- **Task material**:
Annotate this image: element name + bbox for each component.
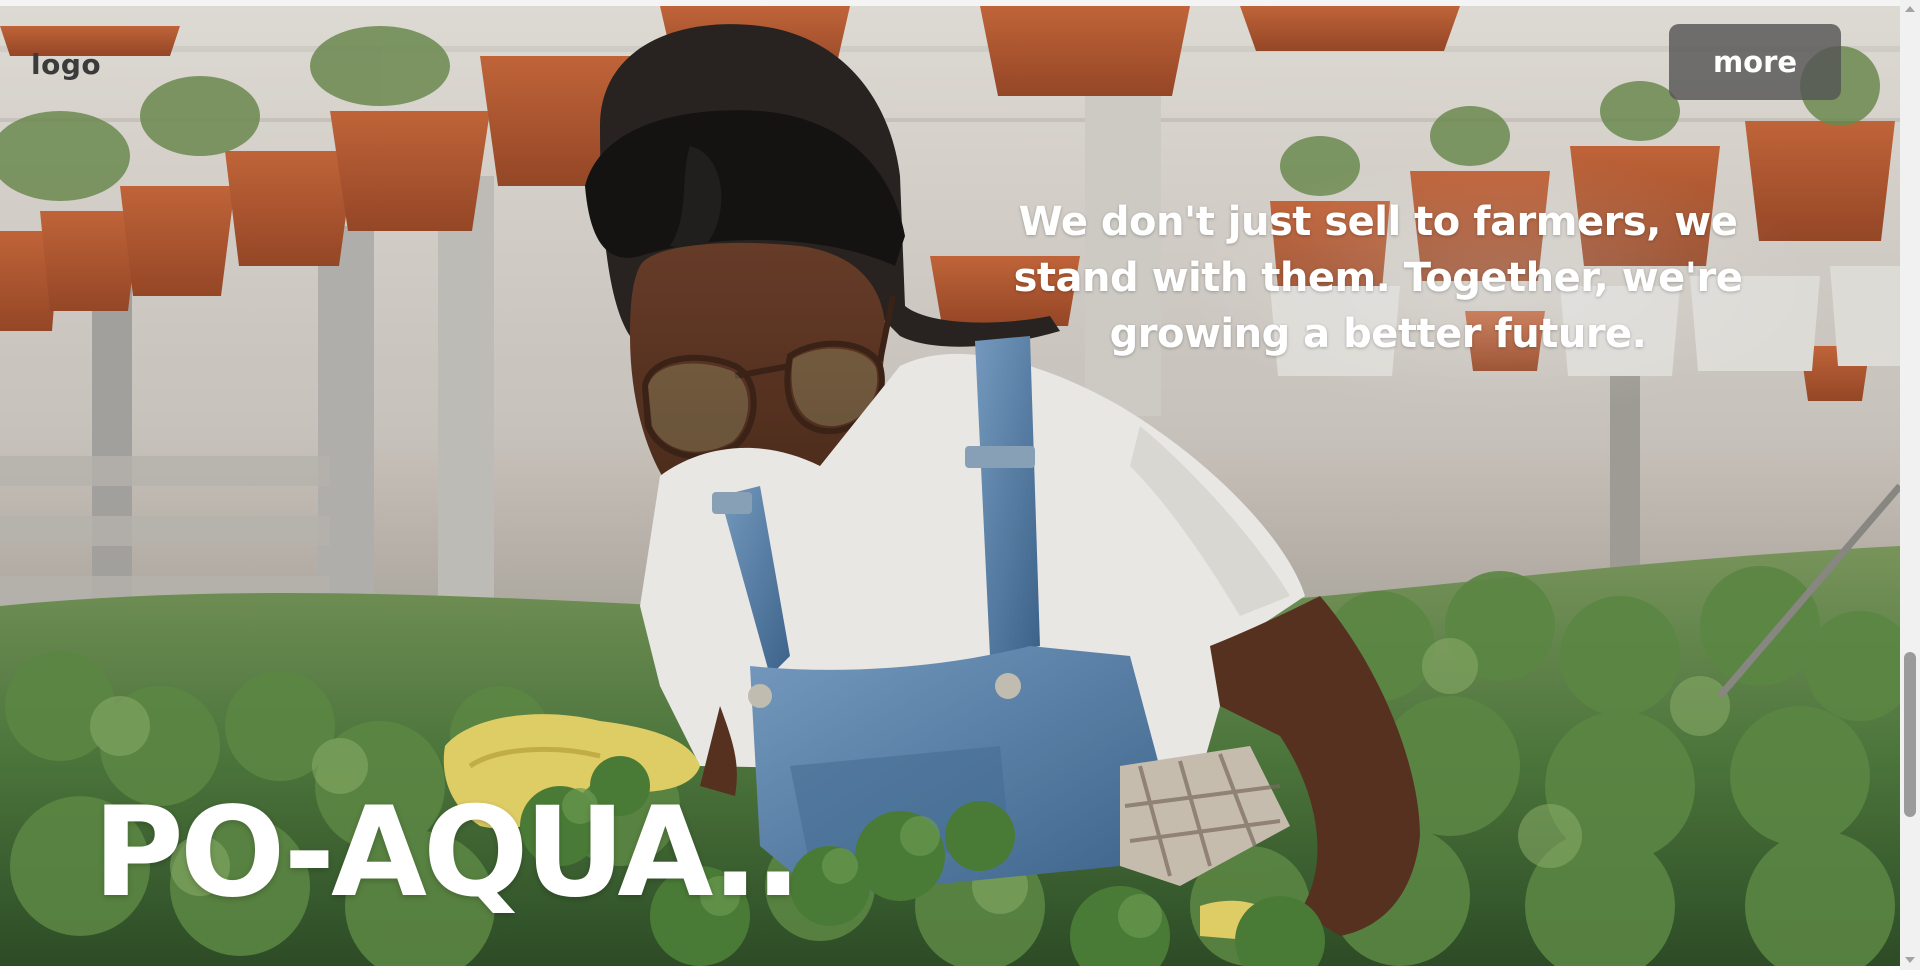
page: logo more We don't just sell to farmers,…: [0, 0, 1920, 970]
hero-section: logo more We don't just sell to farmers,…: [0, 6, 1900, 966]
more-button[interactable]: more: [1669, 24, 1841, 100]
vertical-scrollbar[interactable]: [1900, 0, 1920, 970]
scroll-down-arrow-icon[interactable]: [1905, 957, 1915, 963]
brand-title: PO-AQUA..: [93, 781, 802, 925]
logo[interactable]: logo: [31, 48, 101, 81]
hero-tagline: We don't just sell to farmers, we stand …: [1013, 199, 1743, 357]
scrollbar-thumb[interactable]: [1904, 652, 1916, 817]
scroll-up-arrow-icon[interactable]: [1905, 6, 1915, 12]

- **Task brief**: Please update the material above by changing every "interactable" to "clickable" and keeping everything else the same. Leave out the pictures when you give it back.

- **Response**:
Annotate this image: element name + bbox for each component.
page: logo more We don't just sell to farmers,…: [0, 0, 1920, 970]
hero-section: logo more We don't just sell to farmers,…: [0, 6, 1900, 966]
more-button[clickable]: more: [1669, 24, 1841, 100]
vertical-scrollbar[clickable]: [1900, 0, 1920, 970]
scroll-down-arrow-icon[clickable]: [1905, 957, 1915, 963]
brand-title: PO-AQUA..: [93, 781, 802, 925]
logo[clickable]: logo: [31, 48, 101, 81]
hero-tagline: We don't just sell to farmers, we stand …: [1013, 199, 1743, 357]
scrollbar-thumb[clickable]: [1904, 652, 1916, 817]
scroll-up-arrow-icon[clickable]: [1905, 6, 1915, 12]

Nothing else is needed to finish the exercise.